Goal:
Write out the entries again exactly as they are given.

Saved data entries
++++++

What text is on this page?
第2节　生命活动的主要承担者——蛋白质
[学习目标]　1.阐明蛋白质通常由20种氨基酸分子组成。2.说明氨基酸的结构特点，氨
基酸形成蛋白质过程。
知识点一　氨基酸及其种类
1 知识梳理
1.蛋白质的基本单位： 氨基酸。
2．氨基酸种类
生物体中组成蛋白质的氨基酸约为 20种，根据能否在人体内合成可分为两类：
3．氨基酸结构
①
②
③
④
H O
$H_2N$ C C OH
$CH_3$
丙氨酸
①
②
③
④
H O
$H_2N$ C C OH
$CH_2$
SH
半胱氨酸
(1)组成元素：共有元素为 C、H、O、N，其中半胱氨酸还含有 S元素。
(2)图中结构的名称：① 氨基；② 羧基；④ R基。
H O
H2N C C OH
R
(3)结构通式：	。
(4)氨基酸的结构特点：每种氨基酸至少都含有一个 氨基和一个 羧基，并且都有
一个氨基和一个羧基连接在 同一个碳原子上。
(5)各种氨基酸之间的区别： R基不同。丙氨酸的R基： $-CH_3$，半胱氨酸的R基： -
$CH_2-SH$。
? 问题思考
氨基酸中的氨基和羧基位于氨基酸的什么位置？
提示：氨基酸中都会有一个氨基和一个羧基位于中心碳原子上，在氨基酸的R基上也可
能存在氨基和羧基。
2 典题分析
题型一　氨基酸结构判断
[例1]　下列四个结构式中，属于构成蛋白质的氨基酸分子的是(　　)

++++++

Exercise output:
What text is on this page?
第2节　生命活动的主要承担者——蛋白质
[学习目标]　1.阐明蛋白质通常由20种氨基酸分子组成。2.说明氨基酸的结构特点，氨
基酸形成蛋白质过程。
知识点一　氨基酸及其种类
1 知识梳理
1.蛋白质的基本单位： 氨基酸。
2．氨基酸种类
生物体中组成蛋白质的氨基酸约为 20种，根据能否在人体内合成可分为两类：
3．氨基酸结构
①
②
③
④
H O
$H_2N$ C C OH
$CH_3$
丙氨酸
①
②
③
④
H O
$H_2N$ C C OH
$CH_2$
SH
半胱氨酸
(1)组成元素：共有元素为 C、H、O、N，其中半胱氨酸还含有 S元素。
(2)图中结构的名称：① 氨基；② 羧基；④ R基。
H O
H2N C C OH
R
(3)结构通式：	。
(4)氨基酸的结构特点：每种氨基酸至少都含有一个 氨基和一个 羧基，并且都有
一个氨基和一个羧基连接在 同一个碳原子上。
(5)各种氨基酸之间的区别： R基不同。丙氨酸的R基： $-CH_3$，半胱氨酸的R基： -
$CH_2-SH$。
? 问题思考
氨基酸中的氨基和羧基位于氨基酸的什么位置？
提示：氨基酸中都会有一个氨基和一个羧基位于中心碳原子上，在氨基酸的R基上也可
能存在氨基和羧基。
2 典题分析
题型一　氨基酸结构判断
[例1]　下列四个结构式中，属于构成蛋白质的氨基酸分子的是(　　)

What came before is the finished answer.